» **Brief**
Please return the data below line for line with no changes, leaving out the picture.
--- Begin ---
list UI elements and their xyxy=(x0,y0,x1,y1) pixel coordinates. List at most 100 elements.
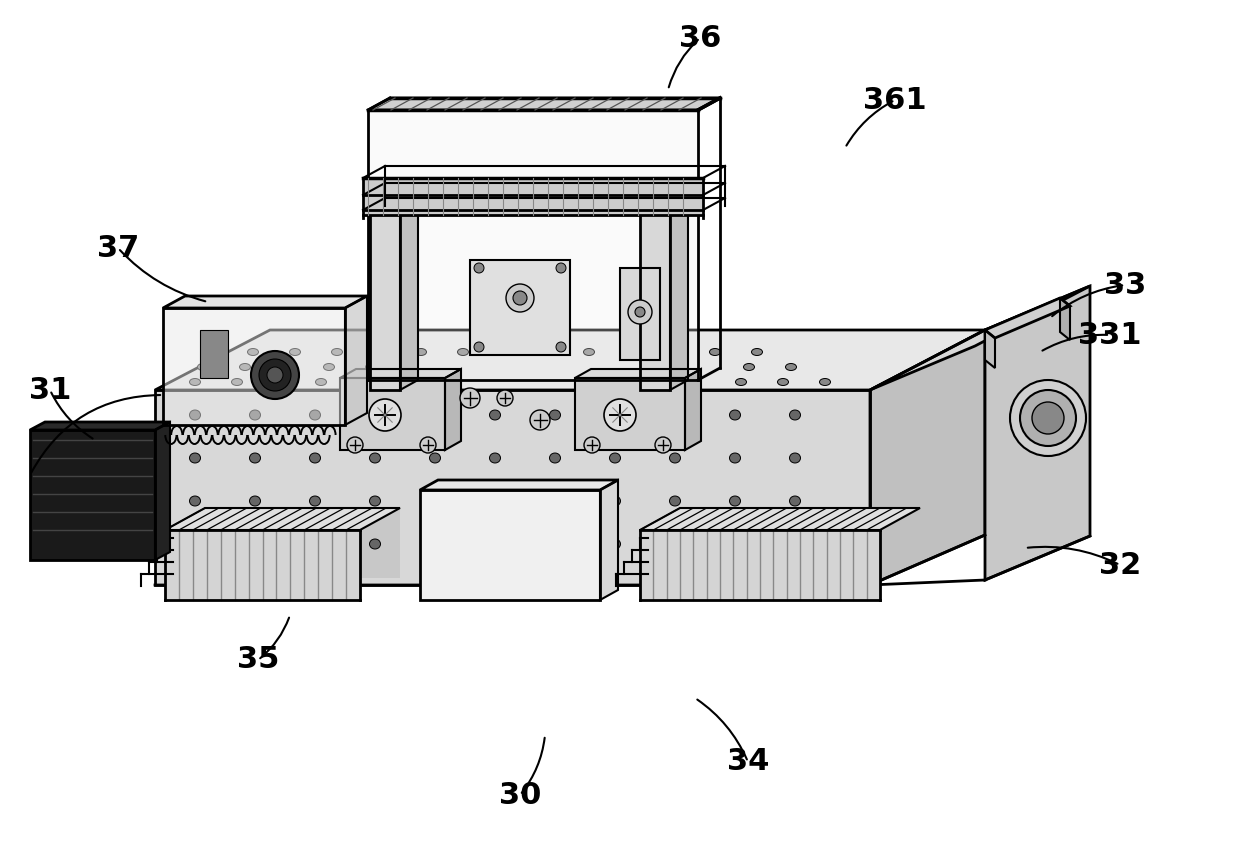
Polygon shape xyxy=(155,330,985,390)
Circle shape xyxy=(460,388,480,408)
Circle shape xyxy=(1021,390,1076,446)
Circle shape xyxy=(556,263,565,273)
Ellipse shape xyxy=(429,453,440,463)
Polygon shape xyxy=(445,369,461,450)
Ellipse shape xyxy=(667,349,678,356)
Ellipse shape xyxy=(370,410,381,420)
Polygon shape xyxy=(870,330,985,585)
Ellipse shape xyxy=(729,496,740,506)
Ellipse shape xyxy=(206,349,217,356)
Ellipse shape xyxy=(310,410,320,420)
Text: 361: 361 xyxy=(863,86,926,115)
Circle shape xyxy=(474,263,484,273)
Polygon shape xyxy=(162,308,345,425)
Ellipse shape xyxy=(429,410,440,420)
Circle shape xyxy=(584,437,600,453)
Polygon shape xyxy=(670,180,688,390)
Ellipse shape xyxy=(610,453,620,463)
Ellipse shape xyxy=(373,349,384,356)
Ellipse shape xyxy=(248,349,258,356)
Ellipse shape xyxy=(197,363,208,370)
Polygon shape xyxy=(1060,298,1070,340)
Text: 31: 31 xyxy=(29,375,71,405)
Ellipse shape xyxy=(490,410,501,420)
Ellipse shape xyxy=(610,496,620,506)
Ellipse shape xyxy=(415,349,427,356)
Text: 32: 32 xyxy=(1099,550,1141,579)
Text: 34: 34 xyxy=(727,747,769,776)
Ellipse shape xyxy=(331,349,342,356)
Ellipse shape xyxy=(357,379,368,386)
Polygon shape xyxy=(368,110,698,380)
Ellipse shape xyxy=(549,496,560,506)
Ellipse shape xyxy=(549,453,560,463)
Text: 36: 36 xyxy=(678,23,722,52)
Ellipse shape xyxy=(249,496,260,506)
Ellipse shape xyxy=(729,410,740,420)
Ellipse shape xyxy=(366,363,377,370)
Text: 30: 30 xyxy=(498,781,541,810)
Ellipse shape xyxy=(310,539,320,549)
Ellipse shape xyxy=(744,363,754,370)
Circle shape xyxy=(556,342,565,352)
Circle shape xyxy=(1032,402,1064,434)
Polygon shape xyxy=(640,508,920,530)
Text: 35: 35 xyxy=(237,645,279,674)
Polygon shape xyxy=(575,369,701,378)
Ellipse shape xyxy=(785,363,796,370)
Polygon shape xyxy=(162,296,367,308)
Polygon shape xyxy=(340,369,461,378)
Polygon shape xyxy=(684,369,701,450)
Polygon shape xyxy=(30,430,155,560)
Ellipse shape xyxy=(670,496,681,506)
Polygon shape xyxy=(985,330,994,368)
Ellipse shape xyxy=(610,539,620,549)
Ellipse shape xyxy=(370,539,381,549)
Ellipse shape xyxy=(751,349,763,356)
Ellipse shape xyxy=(542,349,553,356)
Polygon shape xyxy=(600,480,618,600)
Ellipse shape xyxy=(249,453,260,463)
Ellipse shape xyxy=(549,539,560,549)
Ellipse shape xyxy=(289,349,300,356)
Text: 37: 37 xyxy=(97,233,139,262)
Polygon shape xyxy=(363,178,703,215)
Text: 33: 33 xyxy=(1104,271,1146,299)
Ellipse shape xyxy=(370,496,381,506)
Ellipse shape xyxy=(249,539,260,549)
Ellipse shape xyxy=(190,496,201,506)
Ellipse shape xyxy=(729,539,740,549)
Ellipse shape xyxy=(735,379,746,386)
Polygon shape xyxy=(640,530,880,600)
Ellipse shape xyxy=(500,349,511,356)
Polygon shape xyxy=(205,508,401,578)
Circle shape xyxy=(267,367,283,383)
Polygon shape xyxy=(200,330,228,378)
Ellipse shape xyxy=(274,379,284,386)
Circle shape xyxy=(529,410,551,430)
Ellipse shape xyxy=(490,539,501,549)
Polygon shape xyxy=(985,298,1070,338)
Ellipse shape xyxy=(490,453,501,463)
Ellipse shape xyxy=(670,539,681,549)
Polygon shape xyxy=(420,490,600,600)
Circle shape xyxy=(474,342,484,352)
Ellipse shape xyxy=(584,349,594,356)
Ellipse shape xyxy=(370,453,381,463)
Ellipse shape xyxy=(429,539,440,549)
Circle shape xyxy=(370,399,401,431)
Polygon shape xyxy=(165,530,360,600)
Circle shape xyxy=(420,437,436,453)
Ellipse shape xyxy=(790,496,801,506)
Polygon shape xyxy=(985,286,1090,580)
Polygon shape xyxy=(165,508,401,530)
Circle shape xyxy=(655,437,671,453)
Polygon shape xyxy=(368,98,720,110)
Polygon shape xyxy=(401,180,418,390)
Circle shape xyxy=(604,399,636,431)
Ellipse shape xyxy=(310,453,320,463)
Ellipse shape xyxy=(310,496,320,506)
Ellipse shape xyxy=(190,453,201,463)
Polygon shape xyxy=(870,286,1090,390)
Polygon shape xyxy=(420,480,618,490)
--- End ---
» **Reply**
list UI elements and their xyxy=(x0,y0,x1,y1) pixel coordinates. List at most 100 elements.
Polygon shape xyxy=(155,330,985,390)
Circle shape xyxy=(460,388,480,408)
Circle shape xyxy=(1021,390,1076,446)
Circle shape xyxy=(556,263,565,273)
Ellipse shape xyxy=(429,453,440,463)
Polygon shape xyxy=(445,369,461,450)
Ellipse shape xyxy=(667,349,678,356)
Ellipse shape xyxy=(370,410,381,420)
Polygon shape xyxy=(870,330,985,585)
Ellipse shape xyxy=(729,496,740,506)
Ellipse shape xyxy=(206,349,217,356)
Ellipse shape xyxy=(310,410,320,420)
Text: 361: 361 xyxy=(863,86,926,115)
Circle shape xyxy=(474,263,484,273)
Polygon shape xyxy=(162,308,345,425)
Ellipse shape xyxy=(429,410,440,420)
Circle shape xyxy=(584,437,600,453)
Polygon shape xyxy=(670,180,688,390)
Ellipse shape xyxy=(610,453,620,463)
Ellipse shape xyxy=(373,349,384,356)
Ellipse shape xyxy=(248,349,258,356)
Ellipse shape xyxy=(197,363,208,370)
Polygon shape xyxy=(1060,298,1070,340)
Text: 31: 31 xyxy=(29,375,71,405)
Ellipse shape xyxy=(490,410,501,420)
Ellipse shape xyxy=(610,496,620,506)
Ellipse shape xyxy=(415,349,427,356)
Text: 32: 32 xyxy=(1099,550,1141,579)
Text: 34: 34 xyxy=(727,747,769,776)
Ellipse shape xyxy=(331,349,342,356)
Ellipse shape xyxy=(357,379,368,386)
Polygon shape xyxy=(368,110,698,380)
Ellipse shape xyxy=(549,496,560,506)
Ellipse shape xyxy=(549,453,560,463)
Text: 36: 36 xyxy=(678,23,722,52)
Ellipse shape xyxy=(249,496,260,506)
Ellipse shape xyxy=(729,410,740,420)
Ellipse shape xyxy=(366,363,377,370)
Text: 30: 30 xyxy=(498,781,541,810)
Ellipse shape xyxy=(310,539,320,549)
Ellipse shape xyxy=(744,363,754,370)
Circle shape xyxy=(556,342,565,352)
Circle shape xyxy=(1032,402,1064,434)
Polygon shape xyxy=(640,508,920,530)
Text: 35: 35 xyxy=(237,645,279,674)
Polygon shape xyxy=(575,369,701,378)
Ellipse shape xyxy=(785,363,796,370)
Polygon shape xyxy=(162,296,367,308)
Polygon shape xyxy=(340,369,461,378)
Polygon shape xyxy=(684,369,701,450)
Polygon shape xyxy=(30,430,155,560)
Ellipse shape xyxy=(670,496,681,506)
Polygon shape xyxy=(985,330,994,368)
Ellipse shape xyxy=(610,539,620,549)
Ellipse shape xyxy=(370,539,381,549)
Ellipse shape xyxy=(751,349,763,356)
Ellipse shape xyxy=(542,349,553,356)
Polygon shape xyxy=(600,480,618,600)
Ellipse shape xyxy=(249,453,260,463)
Ellipse shape xyxy=(549,539,560,549)
Ellipse shape xyxy=(289,349,300,356)
Text: 37: 37 xyxy=(97,233,139,262)
Polygon shape xyxy=(363,178,703,215)
Text: 33: 33 xyxy=(1104,271,1146,299)
Ellipse shape xyxy=(370,496,381,506)
Ellipse shape xyxy=(249,539,260,549)
Ellipse shape xyxy=(190,496,201,506)
Ellipse shape xyxy=(729,539,740,549)
Ellipse shape xyxy=(735,379,746,386)
Polygon shape xyxy=(640,530,880,600)
Ellipse shape xyxy=(500,349,511,356)
Polygon shape xyxy=(205,508,401,578)
Circle shape xyxy=(267,367,283,383)
Polygon shape xyxy=(200,330,228,378)
Ellipse shape xyxy=(274,379,284,386)
Circle shape xyxy=(529,410,551,430)
Ellipse shape xyxy=(490,539,501,549)
Polygon shape xyxy=(985,298,1070,338)
Ellipse shape xyxy=(490,453,501,463)
Ellipse shape xyxy=(670,539,681,549)
Polygon shape xyxy=(420,490,600,600)
Circle shape xyxy=(474,342,484,352)
Ellipse shape xyxy=(584,349,594,356)
Ellipse shape xyxy=(370,453,381,463)
Ellipse shape xyxy=(429,539,440,549)
Circle shape xyxy=(370,399,401,431)
Polygon shape xyxy=(165,530,360,600)
Circle shape xyxy=(420,437,436,453)
Ellipse shape xyxy=(790,496,801,506)
Polygon shape xyxy=(985,286,1090,580)
Polygon shape xyxy=(165,508,401,530)
Circle shape xyxy=(655,437,671,453)
Polygon shape xyxy=(368,98,720,110)
Polygon shape xyxy=(401,180,418,390)
Circle shape xyxy=(604,399,636,431)
Ellipse shape xyxy=(310,453,320,463)
Ellipse shape xyxy=(310,496,320,506)
Ellipse shape xyxy=(190,453,201,463)
Polygon shape xyxy=(870,286,1090,390)
Polygon shape xyxy=(420,480,618,490)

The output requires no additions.